Output the data below exactly.

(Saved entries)
....................

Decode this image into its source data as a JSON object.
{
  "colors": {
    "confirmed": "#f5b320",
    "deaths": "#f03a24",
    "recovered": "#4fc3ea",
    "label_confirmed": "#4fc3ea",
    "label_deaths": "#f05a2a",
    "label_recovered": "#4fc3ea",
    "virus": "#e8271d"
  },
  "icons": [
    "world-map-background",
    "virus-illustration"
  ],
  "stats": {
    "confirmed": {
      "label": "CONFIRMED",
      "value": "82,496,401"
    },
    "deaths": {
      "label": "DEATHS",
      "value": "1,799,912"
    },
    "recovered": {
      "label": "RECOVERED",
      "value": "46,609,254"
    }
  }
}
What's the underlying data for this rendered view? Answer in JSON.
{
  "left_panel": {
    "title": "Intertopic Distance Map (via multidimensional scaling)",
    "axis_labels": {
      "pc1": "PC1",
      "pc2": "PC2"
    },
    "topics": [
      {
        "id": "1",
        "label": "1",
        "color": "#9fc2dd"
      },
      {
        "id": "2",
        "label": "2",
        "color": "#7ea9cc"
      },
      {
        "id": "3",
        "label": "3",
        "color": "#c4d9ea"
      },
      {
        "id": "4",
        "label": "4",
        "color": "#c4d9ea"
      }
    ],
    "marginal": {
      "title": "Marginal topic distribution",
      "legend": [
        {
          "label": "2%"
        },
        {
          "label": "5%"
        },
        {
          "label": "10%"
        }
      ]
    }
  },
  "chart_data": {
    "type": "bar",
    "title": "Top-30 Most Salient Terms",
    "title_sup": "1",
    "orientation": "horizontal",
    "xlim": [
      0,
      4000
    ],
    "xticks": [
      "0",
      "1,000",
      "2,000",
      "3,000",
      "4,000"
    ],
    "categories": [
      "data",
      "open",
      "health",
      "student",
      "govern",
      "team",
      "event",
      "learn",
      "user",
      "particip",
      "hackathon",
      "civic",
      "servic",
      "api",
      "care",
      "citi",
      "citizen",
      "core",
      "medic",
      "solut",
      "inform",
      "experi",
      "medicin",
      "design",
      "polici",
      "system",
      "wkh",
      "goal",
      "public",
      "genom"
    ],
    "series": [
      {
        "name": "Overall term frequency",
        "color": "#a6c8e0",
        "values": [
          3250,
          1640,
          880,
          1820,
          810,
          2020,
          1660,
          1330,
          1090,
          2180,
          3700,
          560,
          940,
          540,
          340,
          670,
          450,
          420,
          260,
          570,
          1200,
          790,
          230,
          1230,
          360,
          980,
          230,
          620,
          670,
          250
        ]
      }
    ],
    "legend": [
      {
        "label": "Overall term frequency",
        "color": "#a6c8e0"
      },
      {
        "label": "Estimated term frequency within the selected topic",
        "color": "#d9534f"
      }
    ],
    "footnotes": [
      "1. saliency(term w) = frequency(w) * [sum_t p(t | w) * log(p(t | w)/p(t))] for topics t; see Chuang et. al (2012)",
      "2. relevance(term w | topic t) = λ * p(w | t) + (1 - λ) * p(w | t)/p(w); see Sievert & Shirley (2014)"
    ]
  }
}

....................

Response —
Decode this image into its source data as a JSON object.
{
  "colors": {
    "confirmed": "#f5b320",
    "deaths": "#f03a24",
    "recovered": "#4fc3ea",
    "label_confirmed": "#4fc3ea",
    "label_deaths": "#f05a2a",
    "label_recovered": "#4fc3ea",
    "virus": "#e8271d"
  },
  "icons": [
    "world-map-background",
    "virus-illustration"
  ],
  "stats": {
    "confirmed": {
      "label": "CONFIRMED",
      "value": "82,496,401"
    },
    "deaths": {
      "label": "DEATHS",
      "value": "1,799,912"
    },
    "recovered": {
      "label": "RECOVERED",
      "value": "46,609,254"
    }
  }
}
What's the underlying data for this rendered view? Answer in JSON.
{
  "left_panel": {
    "title": "Intertopic Distance Map (via multidimensional scaling)",
    "axis_labels": {
      "pc1": "PC1",
      "pc2": "PC2"
    },
    "topics": [
      {
        "id": "1",
        "label": "1",
        "color": "#9fc2dd"
      },
      {
        "id": "2",
        "label": "2",
        "color": "#7ea9cc"
      },
      {
        "id": "3",
        "label": "3",
        "color": "#c4d9ea"
      },
      {
        "id": "4",
        "label": "4",
        "color": "#c4d9ea"
      }
    ],
    "marginal": {
      "title": "Marginal topic distribution",
      "legend": [
        {
          "label": "2%"
        },
        {
          "label": "5%"
        },
        {
          "label": "10%"
        }
      ]
    }
  },
  "chart_data": {
    "type": "bar",
    "title": "Top-30 Most Salient Terms",
    "title_sup": "1",
    "orientation": "horizontal",
    "xlim": [
      0,
      4000
    ],
    "xticks": [
      "0",
      "1,000",
      "2,000",
      "3,000",
      "4,000"
    ],
    "categories": [
      "data",
      "open",
      "health",
      "student",
      "govern",
      "team",
      "event",
      "learn",
      "user",
      "particip",
      "hackathon",
      "civic",
      "servic",
      "api",
      "care",
      "citi",
      "citizen",
      "core",
      "medic",
      "solut",
      "inform",
      "experi",
      "medicin",
      "design",
      "polici",
      "system",
      "wkh",
      "goal",
      "public",
      "genom"
    ],
    "series": [
      {
        "name": "Overall term frequency",
        "color": "#a6c8e0",
        "values": [
          3250,
          1640,
          880,
          1820,
          810,
          2020,
          1660,
          1330,
          1090,
          2180,
          3700,
          560,
          940,
          540,
          340,
          670,
          450,
          420,
          260,
          570,
          1200,
          790,
          230,
          1230,
          360,
          980,
          230,
          620,
          670,
          250
        ]
      }
    ],
    "legend": [
      {
        "label": "Overall term frequency",
        "color": "#a6c8e0"
      },
      {
        "label": "Estimated term frequency within the selected topic",
        "color": "#d9534f"
      }
    ],
    "footnotes": [
      "1. saliency(term w) = frequency(w) * [sum_t p(t | w) * log(p(t | w)/p(t))] for topics t; see Chuang et. al (2012)",
      "2. relevance(term w | topic t) = λ * p(w | t) + (1 - λ) * p(w | t)/p(w); see Sievert & Shirley (2014)"
    ]
  }
}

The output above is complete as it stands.